▶ [DATA TO USE]:
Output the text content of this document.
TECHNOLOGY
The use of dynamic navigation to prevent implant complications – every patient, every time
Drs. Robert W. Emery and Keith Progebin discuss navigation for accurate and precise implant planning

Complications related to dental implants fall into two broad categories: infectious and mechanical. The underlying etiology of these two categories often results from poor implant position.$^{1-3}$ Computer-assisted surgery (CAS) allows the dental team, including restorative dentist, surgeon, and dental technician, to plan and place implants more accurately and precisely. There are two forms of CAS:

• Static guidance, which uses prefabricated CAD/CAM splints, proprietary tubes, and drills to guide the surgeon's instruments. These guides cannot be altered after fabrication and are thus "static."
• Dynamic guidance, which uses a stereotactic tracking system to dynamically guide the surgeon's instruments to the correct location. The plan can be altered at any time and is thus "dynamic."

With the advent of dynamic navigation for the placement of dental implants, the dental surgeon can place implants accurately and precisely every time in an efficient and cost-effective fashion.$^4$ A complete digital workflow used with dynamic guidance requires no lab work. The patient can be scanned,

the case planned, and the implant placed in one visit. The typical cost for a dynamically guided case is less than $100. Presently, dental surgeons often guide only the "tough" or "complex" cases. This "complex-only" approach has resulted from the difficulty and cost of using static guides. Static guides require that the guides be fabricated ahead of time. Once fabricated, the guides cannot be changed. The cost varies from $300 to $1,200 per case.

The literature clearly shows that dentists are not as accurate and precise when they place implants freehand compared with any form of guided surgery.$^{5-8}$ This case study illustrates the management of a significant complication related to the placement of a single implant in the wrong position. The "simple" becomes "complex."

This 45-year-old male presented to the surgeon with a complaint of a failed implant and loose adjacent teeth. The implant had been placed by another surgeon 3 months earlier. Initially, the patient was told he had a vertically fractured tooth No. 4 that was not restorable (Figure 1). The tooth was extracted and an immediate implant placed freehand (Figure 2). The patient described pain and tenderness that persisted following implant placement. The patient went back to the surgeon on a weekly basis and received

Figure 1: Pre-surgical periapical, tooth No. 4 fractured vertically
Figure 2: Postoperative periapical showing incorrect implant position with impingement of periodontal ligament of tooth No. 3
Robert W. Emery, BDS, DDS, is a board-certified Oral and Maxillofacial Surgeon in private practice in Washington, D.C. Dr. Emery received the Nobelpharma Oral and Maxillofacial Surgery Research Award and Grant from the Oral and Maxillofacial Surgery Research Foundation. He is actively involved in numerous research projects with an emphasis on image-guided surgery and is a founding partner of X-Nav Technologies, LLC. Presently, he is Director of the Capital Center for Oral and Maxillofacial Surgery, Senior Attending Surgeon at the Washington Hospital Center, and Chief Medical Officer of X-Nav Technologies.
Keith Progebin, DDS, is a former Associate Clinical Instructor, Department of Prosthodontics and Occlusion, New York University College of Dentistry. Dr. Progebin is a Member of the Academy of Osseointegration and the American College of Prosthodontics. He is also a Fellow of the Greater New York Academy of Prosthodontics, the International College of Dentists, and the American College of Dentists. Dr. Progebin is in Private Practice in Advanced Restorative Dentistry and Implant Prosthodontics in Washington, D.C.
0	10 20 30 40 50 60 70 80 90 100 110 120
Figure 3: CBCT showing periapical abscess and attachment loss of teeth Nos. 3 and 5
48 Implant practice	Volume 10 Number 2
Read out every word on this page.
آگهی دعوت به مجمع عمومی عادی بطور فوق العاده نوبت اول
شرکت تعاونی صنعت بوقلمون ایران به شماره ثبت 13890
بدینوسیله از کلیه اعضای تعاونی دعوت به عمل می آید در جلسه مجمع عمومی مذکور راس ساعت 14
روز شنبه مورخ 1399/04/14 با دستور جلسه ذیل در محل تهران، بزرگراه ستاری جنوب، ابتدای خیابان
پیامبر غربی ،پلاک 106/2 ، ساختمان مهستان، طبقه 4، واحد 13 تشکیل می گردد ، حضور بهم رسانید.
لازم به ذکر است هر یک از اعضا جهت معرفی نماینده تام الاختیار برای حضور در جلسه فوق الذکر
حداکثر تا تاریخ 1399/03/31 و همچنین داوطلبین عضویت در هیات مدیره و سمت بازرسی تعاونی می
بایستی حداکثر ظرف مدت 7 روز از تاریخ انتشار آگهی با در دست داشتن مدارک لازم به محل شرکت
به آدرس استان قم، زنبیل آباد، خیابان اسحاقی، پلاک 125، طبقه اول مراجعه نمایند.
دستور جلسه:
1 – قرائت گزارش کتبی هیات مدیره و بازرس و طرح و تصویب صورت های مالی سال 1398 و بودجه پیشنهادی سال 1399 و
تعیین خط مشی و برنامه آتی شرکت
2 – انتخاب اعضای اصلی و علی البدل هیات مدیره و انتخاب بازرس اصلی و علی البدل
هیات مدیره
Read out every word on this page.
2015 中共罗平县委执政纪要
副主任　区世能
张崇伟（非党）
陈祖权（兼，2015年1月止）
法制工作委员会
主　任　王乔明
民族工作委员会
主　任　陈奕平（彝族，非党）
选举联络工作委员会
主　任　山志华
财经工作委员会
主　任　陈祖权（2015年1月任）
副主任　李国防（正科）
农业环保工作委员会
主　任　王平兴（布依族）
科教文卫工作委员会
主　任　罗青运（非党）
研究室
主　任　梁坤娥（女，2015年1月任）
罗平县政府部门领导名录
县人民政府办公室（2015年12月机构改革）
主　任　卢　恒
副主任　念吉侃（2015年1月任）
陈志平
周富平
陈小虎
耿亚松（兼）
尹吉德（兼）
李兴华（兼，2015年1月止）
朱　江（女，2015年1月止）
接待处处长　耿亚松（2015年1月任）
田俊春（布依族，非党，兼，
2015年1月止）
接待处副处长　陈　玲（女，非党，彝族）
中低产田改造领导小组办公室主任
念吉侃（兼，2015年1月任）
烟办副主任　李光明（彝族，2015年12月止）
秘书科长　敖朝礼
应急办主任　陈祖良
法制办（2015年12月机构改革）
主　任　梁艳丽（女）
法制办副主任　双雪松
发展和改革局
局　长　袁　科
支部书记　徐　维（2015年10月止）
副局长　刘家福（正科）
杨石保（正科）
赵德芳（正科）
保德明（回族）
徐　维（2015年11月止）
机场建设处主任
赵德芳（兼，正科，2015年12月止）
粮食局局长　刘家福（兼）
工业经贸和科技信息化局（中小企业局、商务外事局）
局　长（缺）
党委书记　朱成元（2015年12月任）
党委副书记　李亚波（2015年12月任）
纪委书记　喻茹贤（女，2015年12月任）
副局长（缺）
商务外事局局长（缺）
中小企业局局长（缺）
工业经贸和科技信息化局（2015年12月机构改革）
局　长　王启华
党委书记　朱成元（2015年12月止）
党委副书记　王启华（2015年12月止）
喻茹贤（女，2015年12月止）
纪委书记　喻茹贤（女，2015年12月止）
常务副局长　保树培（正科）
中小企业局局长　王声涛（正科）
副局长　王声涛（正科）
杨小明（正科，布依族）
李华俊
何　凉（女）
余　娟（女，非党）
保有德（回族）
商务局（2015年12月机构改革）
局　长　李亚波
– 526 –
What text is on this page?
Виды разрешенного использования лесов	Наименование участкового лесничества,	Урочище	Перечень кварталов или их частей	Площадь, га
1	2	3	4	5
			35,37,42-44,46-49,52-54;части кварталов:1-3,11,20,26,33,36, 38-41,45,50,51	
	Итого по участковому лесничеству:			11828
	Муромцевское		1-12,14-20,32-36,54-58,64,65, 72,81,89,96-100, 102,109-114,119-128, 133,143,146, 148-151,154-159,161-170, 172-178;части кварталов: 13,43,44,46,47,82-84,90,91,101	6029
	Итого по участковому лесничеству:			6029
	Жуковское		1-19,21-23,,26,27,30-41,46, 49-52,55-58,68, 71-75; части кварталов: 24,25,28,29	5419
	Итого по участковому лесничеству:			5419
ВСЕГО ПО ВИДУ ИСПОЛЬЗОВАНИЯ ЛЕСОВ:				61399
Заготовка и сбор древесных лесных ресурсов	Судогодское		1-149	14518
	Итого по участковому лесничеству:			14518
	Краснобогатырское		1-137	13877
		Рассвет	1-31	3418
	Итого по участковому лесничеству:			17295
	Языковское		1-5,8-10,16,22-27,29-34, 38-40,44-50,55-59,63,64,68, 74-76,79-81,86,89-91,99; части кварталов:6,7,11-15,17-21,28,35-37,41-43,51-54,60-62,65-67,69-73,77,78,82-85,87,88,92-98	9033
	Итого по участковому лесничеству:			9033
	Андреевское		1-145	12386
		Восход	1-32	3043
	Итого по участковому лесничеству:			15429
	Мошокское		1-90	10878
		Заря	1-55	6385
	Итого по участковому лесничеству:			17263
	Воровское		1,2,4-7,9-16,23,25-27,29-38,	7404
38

▶ [PROBLEM STATEMENT]: Write only the number of lines that include "خیابان".

▶ [FULL ANSWER]: 2